What to produce
Edit the listing from the line that contains "page-subtitle: Live weather" through the line that contains "stat-value: 8 mph bbox=[60, 297, 111, 316]" by replacing "precipitation-header" with "rain-header", leaving everything else unchanged, and output only those lines.
○ ○ ○ ○
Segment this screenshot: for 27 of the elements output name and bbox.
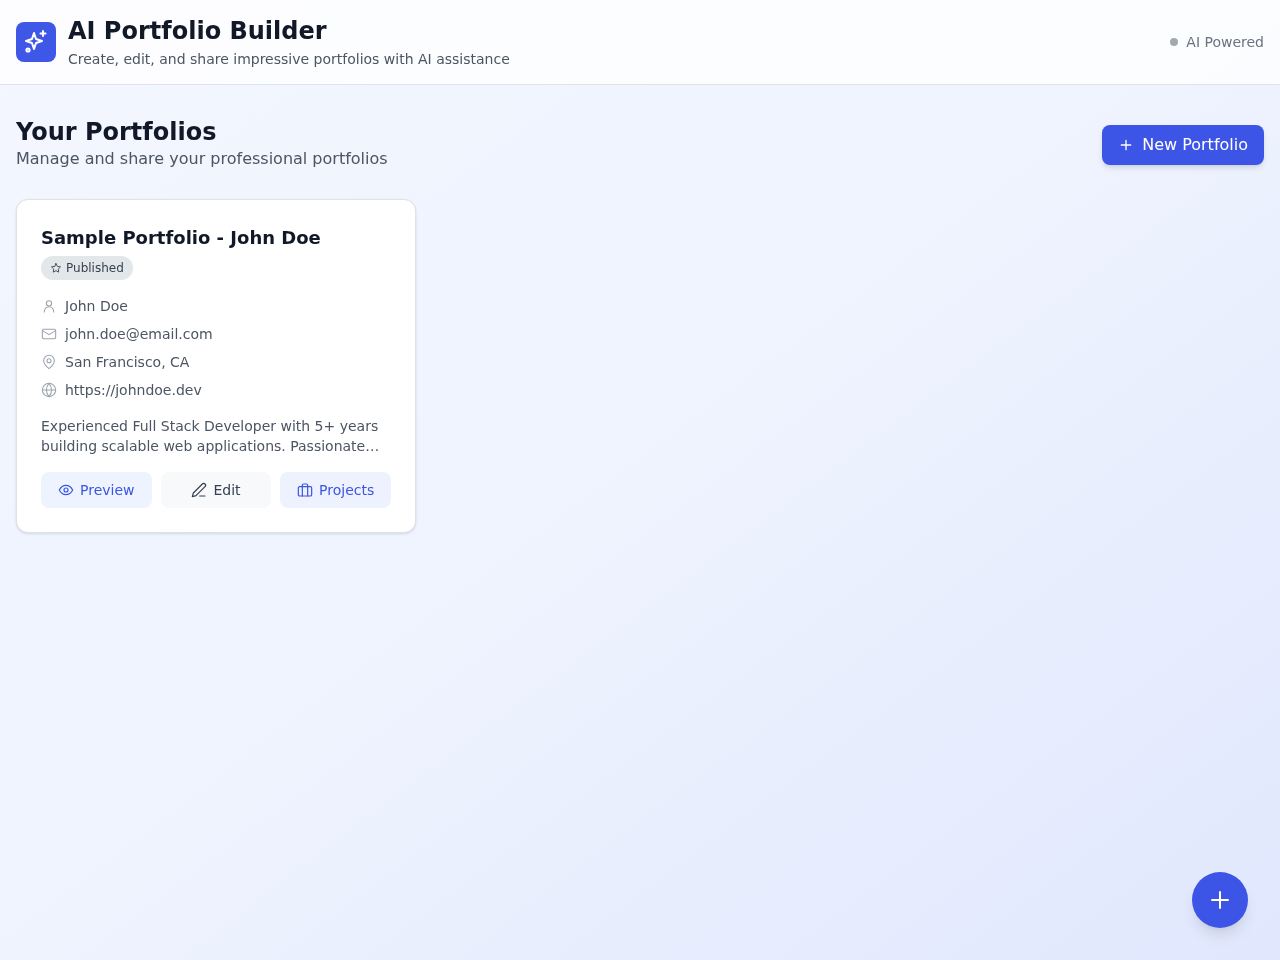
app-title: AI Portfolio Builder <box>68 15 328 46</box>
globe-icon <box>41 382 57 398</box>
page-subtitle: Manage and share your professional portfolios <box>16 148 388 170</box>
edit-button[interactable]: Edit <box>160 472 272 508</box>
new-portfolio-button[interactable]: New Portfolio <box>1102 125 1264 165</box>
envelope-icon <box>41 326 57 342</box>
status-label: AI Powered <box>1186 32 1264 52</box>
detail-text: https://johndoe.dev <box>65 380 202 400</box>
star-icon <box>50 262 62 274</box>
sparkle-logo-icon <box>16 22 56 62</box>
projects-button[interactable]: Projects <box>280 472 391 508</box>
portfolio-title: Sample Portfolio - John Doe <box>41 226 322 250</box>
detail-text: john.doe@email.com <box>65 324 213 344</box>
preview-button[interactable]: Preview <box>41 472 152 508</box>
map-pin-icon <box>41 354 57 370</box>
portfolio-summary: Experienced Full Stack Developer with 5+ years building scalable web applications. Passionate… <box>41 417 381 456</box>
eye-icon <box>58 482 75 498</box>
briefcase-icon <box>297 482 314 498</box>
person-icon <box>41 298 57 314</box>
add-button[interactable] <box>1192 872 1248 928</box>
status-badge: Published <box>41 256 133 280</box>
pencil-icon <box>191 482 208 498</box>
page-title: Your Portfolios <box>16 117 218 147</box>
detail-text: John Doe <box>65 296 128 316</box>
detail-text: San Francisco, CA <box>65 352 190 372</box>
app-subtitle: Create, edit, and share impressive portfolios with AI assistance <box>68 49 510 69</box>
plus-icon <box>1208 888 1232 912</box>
○ ○ ○ ○
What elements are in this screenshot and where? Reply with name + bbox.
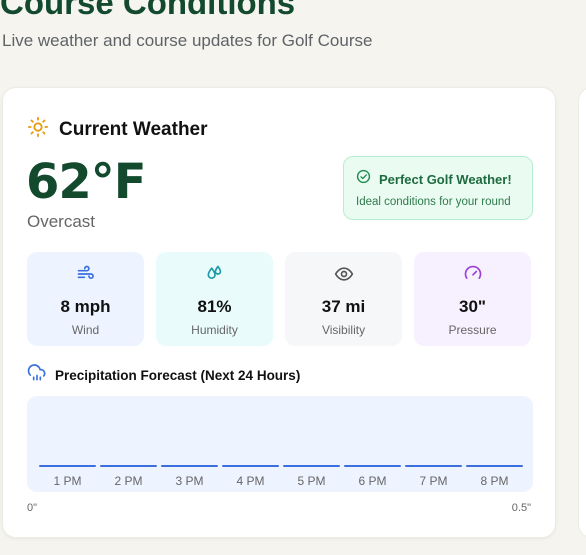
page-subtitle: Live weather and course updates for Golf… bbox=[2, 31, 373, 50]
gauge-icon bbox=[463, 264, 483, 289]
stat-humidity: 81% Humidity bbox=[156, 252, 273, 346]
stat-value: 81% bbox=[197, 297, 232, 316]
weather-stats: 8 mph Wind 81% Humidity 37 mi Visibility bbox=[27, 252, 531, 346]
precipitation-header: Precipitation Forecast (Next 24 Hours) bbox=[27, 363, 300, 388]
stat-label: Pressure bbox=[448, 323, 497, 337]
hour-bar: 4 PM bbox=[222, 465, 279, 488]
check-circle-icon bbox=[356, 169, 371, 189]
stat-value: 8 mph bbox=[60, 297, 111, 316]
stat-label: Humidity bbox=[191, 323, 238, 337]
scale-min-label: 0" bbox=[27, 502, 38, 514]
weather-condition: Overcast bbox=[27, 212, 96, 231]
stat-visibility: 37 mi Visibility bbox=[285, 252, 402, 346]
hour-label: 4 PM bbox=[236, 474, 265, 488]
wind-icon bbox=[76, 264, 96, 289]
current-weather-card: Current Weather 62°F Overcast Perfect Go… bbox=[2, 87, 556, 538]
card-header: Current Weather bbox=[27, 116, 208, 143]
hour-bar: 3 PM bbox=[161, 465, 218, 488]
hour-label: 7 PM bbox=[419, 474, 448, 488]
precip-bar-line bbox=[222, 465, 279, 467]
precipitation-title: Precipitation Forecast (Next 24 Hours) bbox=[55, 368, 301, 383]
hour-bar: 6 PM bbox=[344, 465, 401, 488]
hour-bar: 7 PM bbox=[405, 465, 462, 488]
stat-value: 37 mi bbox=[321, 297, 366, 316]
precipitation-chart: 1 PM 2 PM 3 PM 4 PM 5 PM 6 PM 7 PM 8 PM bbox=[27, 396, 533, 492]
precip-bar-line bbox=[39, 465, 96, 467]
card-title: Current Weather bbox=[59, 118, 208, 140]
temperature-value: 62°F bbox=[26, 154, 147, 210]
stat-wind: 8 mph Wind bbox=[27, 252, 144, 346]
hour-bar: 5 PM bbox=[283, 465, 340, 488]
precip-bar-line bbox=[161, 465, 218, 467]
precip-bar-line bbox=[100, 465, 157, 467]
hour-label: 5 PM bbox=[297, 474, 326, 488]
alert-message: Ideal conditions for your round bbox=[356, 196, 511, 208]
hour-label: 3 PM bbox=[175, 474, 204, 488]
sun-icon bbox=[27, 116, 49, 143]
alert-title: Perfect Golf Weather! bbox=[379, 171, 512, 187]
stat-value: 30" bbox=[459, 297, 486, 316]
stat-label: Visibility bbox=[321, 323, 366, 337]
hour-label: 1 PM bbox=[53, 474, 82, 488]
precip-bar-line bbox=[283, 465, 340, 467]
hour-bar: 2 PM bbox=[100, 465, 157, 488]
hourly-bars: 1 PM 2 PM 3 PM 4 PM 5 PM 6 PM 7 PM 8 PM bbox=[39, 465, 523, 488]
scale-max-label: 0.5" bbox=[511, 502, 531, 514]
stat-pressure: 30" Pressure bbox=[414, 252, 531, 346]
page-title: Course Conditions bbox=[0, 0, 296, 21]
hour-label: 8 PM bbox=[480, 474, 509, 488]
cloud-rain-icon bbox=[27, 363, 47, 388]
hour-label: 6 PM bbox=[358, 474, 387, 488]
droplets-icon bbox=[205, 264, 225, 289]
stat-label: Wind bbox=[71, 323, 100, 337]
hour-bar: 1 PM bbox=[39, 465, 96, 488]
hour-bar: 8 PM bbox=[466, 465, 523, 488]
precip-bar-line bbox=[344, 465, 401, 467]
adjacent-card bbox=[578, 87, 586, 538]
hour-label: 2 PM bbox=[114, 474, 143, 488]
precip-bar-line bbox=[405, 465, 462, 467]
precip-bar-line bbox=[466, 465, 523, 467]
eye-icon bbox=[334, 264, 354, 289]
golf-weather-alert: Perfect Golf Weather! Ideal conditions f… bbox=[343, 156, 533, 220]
○ ○ ○ ○
Result for this task
page-subtitle: Live weather and course updates for Golf… bbox=[2, 31, 373, 50]
gauge-icon bbox=[463, 264, 483, 289]
stat-humidity: 81% Humidity bbox=[156, 252, 273, 346]
stat-value: 81% bbox=[197, 297, 232, 316]
weather-stats: 8 mph Wind 81% Humidity 37 mi Visibility bbox=[27, 252, 531, 346]
rain-header: Precipitation Forecast (Next 24 Hours) bbox=[27, 363, 300, 388]
stat-label: Pressure bbox=[448, 323, 497, 337]
hour-bar: 4 PM bbox=[222, 465, 279, 488]
check-circle-icon bbox=[356, 169, 371, 189]
stat-value: 8 mph bbox=[60, 297, 111, 316]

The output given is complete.